● **Aufgabenstellung**
Gib alle Zeilen der Auflistung erneut aus und benenne dabei „Precipitation rate“ durchgehend in „Rainfall rate“ um, ohne sonst etwas zu verändern. Lass die Bilder in deiner Antwort weg.

Räumliche Layoutdaten:
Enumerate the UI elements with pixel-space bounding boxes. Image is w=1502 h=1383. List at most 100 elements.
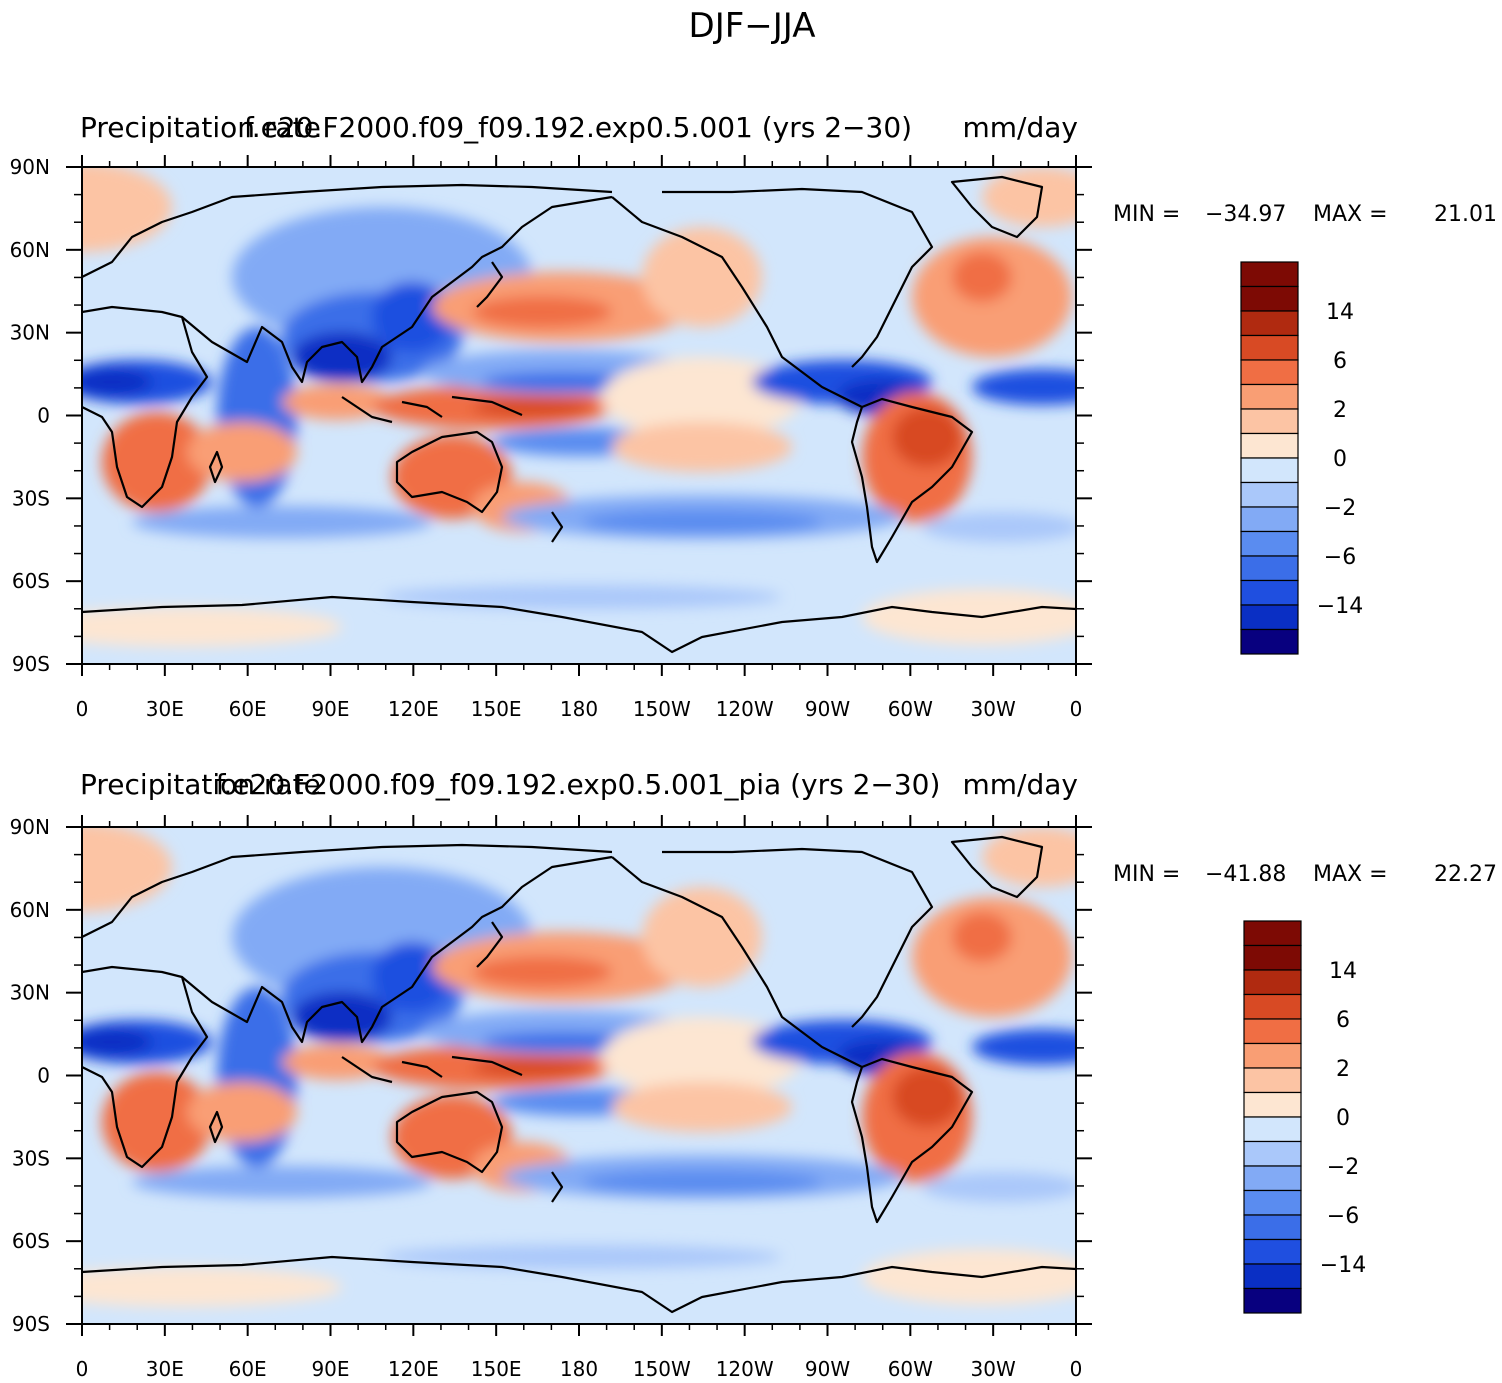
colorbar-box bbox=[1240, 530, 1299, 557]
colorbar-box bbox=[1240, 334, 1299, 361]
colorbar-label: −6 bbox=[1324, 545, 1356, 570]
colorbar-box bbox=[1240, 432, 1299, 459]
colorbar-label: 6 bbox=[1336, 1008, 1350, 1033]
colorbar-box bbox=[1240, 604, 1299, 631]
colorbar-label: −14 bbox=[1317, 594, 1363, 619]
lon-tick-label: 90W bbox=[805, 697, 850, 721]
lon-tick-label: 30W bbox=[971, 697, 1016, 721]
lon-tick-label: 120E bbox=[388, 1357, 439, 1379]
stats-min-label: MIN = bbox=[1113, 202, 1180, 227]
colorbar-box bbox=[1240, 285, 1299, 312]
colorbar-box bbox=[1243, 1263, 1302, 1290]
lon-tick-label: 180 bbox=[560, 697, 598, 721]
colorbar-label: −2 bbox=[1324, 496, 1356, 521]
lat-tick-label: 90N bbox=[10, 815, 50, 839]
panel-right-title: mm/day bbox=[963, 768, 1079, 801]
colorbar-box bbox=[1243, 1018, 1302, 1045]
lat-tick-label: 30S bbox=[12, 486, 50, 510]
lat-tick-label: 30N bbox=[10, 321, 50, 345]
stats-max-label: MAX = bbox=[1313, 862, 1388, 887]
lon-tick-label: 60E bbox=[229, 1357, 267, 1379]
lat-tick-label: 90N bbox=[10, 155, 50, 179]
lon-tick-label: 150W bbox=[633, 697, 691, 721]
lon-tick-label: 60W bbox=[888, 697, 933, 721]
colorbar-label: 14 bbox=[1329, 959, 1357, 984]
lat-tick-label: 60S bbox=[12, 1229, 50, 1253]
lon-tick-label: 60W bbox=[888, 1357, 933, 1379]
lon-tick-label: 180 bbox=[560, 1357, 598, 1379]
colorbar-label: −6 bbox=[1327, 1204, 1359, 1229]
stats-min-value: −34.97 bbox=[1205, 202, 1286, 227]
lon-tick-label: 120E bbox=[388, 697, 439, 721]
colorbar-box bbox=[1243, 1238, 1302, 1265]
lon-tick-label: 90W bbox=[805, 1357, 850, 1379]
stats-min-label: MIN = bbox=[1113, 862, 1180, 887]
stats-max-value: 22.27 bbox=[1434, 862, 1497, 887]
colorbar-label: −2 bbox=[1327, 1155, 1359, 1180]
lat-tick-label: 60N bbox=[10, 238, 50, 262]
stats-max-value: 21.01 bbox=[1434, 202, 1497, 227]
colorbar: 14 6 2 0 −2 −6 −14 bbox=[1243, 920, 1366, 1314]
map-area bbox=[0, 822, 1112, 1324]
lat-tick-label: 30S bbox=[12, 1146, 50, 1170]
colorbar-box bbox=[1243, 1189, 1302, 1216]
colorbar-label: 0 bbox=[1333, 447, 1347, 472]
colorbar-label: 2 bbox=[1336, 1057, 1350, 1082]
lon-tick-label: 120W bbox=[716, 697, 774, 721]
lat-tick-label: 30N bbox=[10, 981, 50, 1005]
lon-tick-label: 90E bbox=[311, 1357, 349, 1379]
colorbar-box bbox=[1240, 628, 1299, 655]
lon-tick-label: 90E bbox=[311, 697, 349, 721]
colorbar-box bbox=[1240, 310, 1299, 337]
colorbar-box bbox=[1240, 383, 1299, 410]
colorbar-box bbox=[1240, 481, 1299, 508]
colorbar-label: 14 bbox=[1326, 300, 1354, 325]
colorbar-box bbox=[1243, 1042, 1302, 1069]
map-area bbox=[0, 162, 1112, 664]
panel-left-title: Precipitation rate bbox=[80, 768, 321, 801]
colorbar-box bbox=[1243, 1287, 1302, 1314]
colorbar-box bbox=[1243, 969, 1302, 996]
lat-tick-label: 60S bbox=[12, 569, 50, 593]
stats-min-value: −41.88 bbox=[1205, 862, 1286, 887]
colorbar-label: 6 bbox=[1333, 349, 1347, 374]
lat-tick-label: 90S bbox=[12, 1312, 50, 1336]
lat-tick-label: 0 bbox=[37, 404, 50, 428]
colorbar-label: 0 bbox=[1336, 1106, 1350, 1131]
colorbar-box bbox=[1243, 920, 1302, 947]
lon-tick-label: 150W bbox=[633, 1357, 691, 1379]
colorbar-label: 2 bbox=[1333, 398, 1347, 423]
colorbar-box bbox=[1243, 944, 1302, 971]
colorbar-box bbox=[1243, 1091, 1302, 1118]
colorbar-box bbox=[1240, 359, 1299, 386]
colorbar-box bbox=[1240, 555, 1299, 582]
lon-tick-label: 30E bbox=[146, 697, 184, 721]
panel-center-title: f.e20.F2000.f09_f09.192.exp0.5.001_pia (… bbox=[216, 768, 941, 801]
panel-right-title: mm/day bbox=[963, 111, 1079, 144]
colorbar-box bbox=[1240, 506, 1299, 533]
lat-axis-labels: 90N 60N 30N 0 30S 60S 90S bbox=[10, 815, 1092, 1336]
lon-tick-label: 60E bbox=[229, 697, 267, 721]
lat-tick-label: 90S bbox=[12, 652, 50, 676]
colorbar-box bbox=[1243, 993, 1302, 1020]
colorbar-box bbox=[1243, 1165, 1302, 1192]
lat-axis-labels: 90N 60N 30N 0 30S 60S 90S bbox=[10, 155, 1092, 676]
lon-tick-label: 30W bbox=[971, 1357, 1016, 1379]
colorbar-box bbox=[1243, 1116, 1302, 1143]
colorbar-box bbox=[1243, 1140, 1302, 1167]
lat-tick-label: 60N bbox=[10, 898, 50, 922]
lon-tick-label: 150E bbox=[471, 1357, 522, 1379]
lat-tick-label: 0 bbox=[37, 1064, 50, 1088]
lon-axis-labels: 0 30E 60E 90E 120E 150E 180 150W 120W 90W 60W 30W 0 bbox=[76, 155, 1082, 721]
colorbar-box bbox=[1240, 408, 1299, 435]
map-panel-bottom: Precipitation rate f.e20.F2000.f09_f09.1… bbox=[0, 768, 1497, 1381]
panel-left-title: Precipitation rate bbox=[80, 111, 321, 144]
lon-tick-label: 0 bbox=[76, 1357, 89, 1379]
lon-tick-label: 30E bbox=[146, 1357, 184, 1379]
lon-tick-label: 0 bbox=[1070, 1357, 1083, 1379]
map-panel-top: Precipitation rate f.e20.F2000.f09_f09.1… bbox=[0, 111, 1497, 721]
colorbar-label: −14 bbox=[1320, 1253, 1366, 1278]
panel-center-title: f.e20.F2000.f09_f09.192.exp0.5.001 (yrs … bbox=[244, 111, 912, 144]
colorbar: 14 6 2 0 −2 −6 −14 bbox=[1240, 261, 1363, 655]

● **Lösung**
Enumerate the UI elements with pixel-space bounding boxes. Image is w=1502 h=1383. List at most 100 elements.
colorbar-box bbox=[1240, 530, 1299, 557]
colorbar-box bbox=[1240, 334, 1299, 361]
colorbar-label: −6 bbox=[1324, 545, 1356, 570]
colorbar-box bbox=[1240, 432, 1299, 459]
colorbar-label: 6 bbox=[1336, 1008, 1350, 1033]
colorbar-box bbox=[1240, 604, 1299, 631]
colorbar-label: −14 bbox=[1317, 594, 1363, 619]
lon-tick-label: 90W bbox=[805, 697, 850, 721]
lon-tick-label: 30W bbox=[971, 697, 1016, 721]
lon-tick-label: 120E bbox=[388, 1357, 439, 1379]
stats-min-label: MIN = bbox=[1113, 202, 1180, 227]
colorbar-box bbox=[1240, 285, 1299, 312]
colorbar-box bbox=[1243, 1263, 1302, 1290]
lon-tick-label: 180 bbox=[560, 697, 598, 721]
colorbar-label: −2 bbox=[1324, 496, 1356, 521]
lat-tick-label: 90N bbox=[10, 815, 50, 839]
panel-right-title: mm/day bbox=[963, 768, 1079, 801]
colorbar-box bbox=[1243, 1018, 1302, 1045]
lat-tick-label: 30S bbox=[12, 486, 50, 510]
lat-tick-label: 30N bbox=[10, 321, 50, 345]
stats-max-label: MAX = bbox=[1313, 862, 1388, 887]
lon-tick-label: 60E bbox=[229, 1357, 267, 1379]
lat-tick-label: 90N bbox=[10, 155, 50, 179]
lon-tick-label: 150W bbox=[633, 697, 691, 721]
lon-tick-label: 60W bbox=[888, 697, 933, 721]
colorbar-label: 14 bbox=[1329, 959, 1357, 984]
lat-tick-label: 60S bbox=[12, 1229, 50, 1253]
lon-tick-label: 60W bbox=[888, 1357, 933, 1379]
lon-tick-label: 180 bbox=[560, 1357, 598, 1379]
colorbar-label: −6 bbox=[1327, 1204, 1359, 1229]
stats-min-value: −34.97 bbox=[1205, 202, 1286, 227]
lon-tick-label: 120E bbox=[388, 697, 439, 721]
colorbar-box bbox=[1243, 1238, 1302, 1265]
lon-tick-label: 90W bbox=[805, 1357, 850, 1379]
stats-min-label: MIN = bbox=[1113, 862, 1180, 887]
stats-max-value: 22.27 bbox=[1434, 862, 1497, 887]
colorbar-label: −2 bbox=[1327, 1155, 1359, 1180]
lat-tick-label: 60N bbox=[10, 238, 50, 262]
stats-max-value: 21.01 bbox=[1434, 202, 1497, 227]
colorbar: 14 6 2 0 −2 −6 −14 bbox=[1243, 920, 1366, 1314]
map-area bbox=[0, 822, 1112, 1324]
lat-tick-label: 30S bbox=[12, 1146, 50, 1170]
colorbar-box bbox=[1243, 1189, 1302, 1216]
colorbar-label: 0 bbox=[1333, 447, 1347, 472]
colorbar-label: 2 bbox=[1336, 1057, 1350, 1082]
lon-tick-label: 120W bbox=[716, 697, 774, 721]
lat-tick-label: 30N bbox=[10, 981, 50, 1005]
lon-tick-label: 90E bbox=[311, 1357, 349, 1379]
colorbar-box bbox=[1240, 628, 1299, 655]
lon-tick-label: 90E bbox=[311, 697, 349, 721]
colorbar-box bbox=[1240, 310, 1299, 337]
colorbar-box bbox=[1240, 383, 1299, 410]
colorbar-box bbox=[1240, 481, 1299, 508]
colorbar-label: 14 bbox=[1326, 300, 1354, 325]
colorbar-box bbox=[1243, 1042, 1302, 1069]
map-area bbox=[0, 162, 1112, 664]
panel-left-title: Rainfall rate bbox=[80, 768, 321, 801]
colorbar-box bbox=[1243, 1287, 1302, 1314]
colorbar-box bbox=[1243, 969, 1302, 996]
lat-tick-label: 60S bbox=[12, 569, 50, 593]
stats-min-value: −41.88 bbox=[1205, 862, 1286, 887]
colorbar-label: 6 bbox=[1333, 349, 1347, 374]
lat-tick-label: 90S bbox=[12, 1312, 50, 1336]
lat-tick-label: 0 bbox=[37, 404, 50, 428]
colorbar-label: 0 bbox=[1336, 1106, 1350, 1131]
colorbar-box bbox=[1243, 920, 1302, 947]
lon-tick-label: 150W bbox=[633, 1357, 691, 1379]
colorbar-label: 2 bbox=[1333, 398, 1347, 423]
colorbar-box bbox=[1243, 944, 1302, 971]
colorbar-box bbox=[1243, 1091, 1302, 1118]
colorbar-box bbox=[1240, 359, 1299, 386]
colorbar-box bbox=[1240, 555, 1299, 582]
lon-tick-label: 30E bbox=[146, 697, 184, 721]
panel-center-title: f.e20.F2000.f09_f09.192.exp0.5.001_pia (… bbox=[216, 768, 941, 801]
panel-right-title: mm/day bbox=[963, 111, 1079, 144]
colorbar-box bbox=[1240, 506, 1299, 533]
lat-axis-labels: 90N 60N 30N 0 30S 60S 90S bbox=[10, 815, 1092, 1336]
lon-tick-label: 60E bbox=[229, 697, 267, 721]
lat-tick-label: 90S bbox=[12, 652, 50, 676]
colorbar-box bbox=[1243, 993, 1302, 1020]
colorbar-box bbox=[1243, 1165, 1302, 1192]
lat-axis-labels: 90N 60N 30N 0 30S 60S 90S bbox=[10, 155, 1092, 676]
lon-tick-label: 30W bbox=[971, 1357, 1016, 1379]
colorbar-box bbox=[1243, 1116, 1302, 1143]
colorbar-box bbox=[1243, 1140, 1302, 1167]
lat-tick-label: 60N bbox=[10, 898, 50, 922]
lon-tick-label: 150E bbox=[471, 1357, 522, 1379]
lat-tick-label: 0 bbox=[37, 1064, 50, 1088]
lon-axis-labels: 0 30E 60E 90E 120E 150E 180 150W 120W 90W 60W 30W 0 bbox=[76, 155, 1082, 721]
colorbar-box bbox=[1240, 408, 1299, 435]
map-panel-bottom: Rainfall rate f.e20.F2000.f09_f09.1… bbox=[0, 768, 1497, 1381]
panel-left-title: Rainfall rate bbox=[80, 111, 321, 144]
lon-tick-label: 0 bbox=[76, 1357, 89, 1379]
lon-tick-label: 30E bbox=[146, 1357, 184, 1379]
lon-tick-label: 0 bbox=[1070, 1357, 1083, 1379]
map-panel-top: Rainfall rate f.e20.F2000.f09_f09.1… bbox=[0, 111, 1497, 721]
colorbar-label: −14 bbox=[1320, 1253, 1366, 1278]
panel-center-title: f.e20.F2000.f09_f09.192.exp0.5.001 (yrs … bbox=[244, 111, 912, 144]
colorbar: 14 6 2 0 −2 −6 −14 bbox=[1240, 261, 1363, 655]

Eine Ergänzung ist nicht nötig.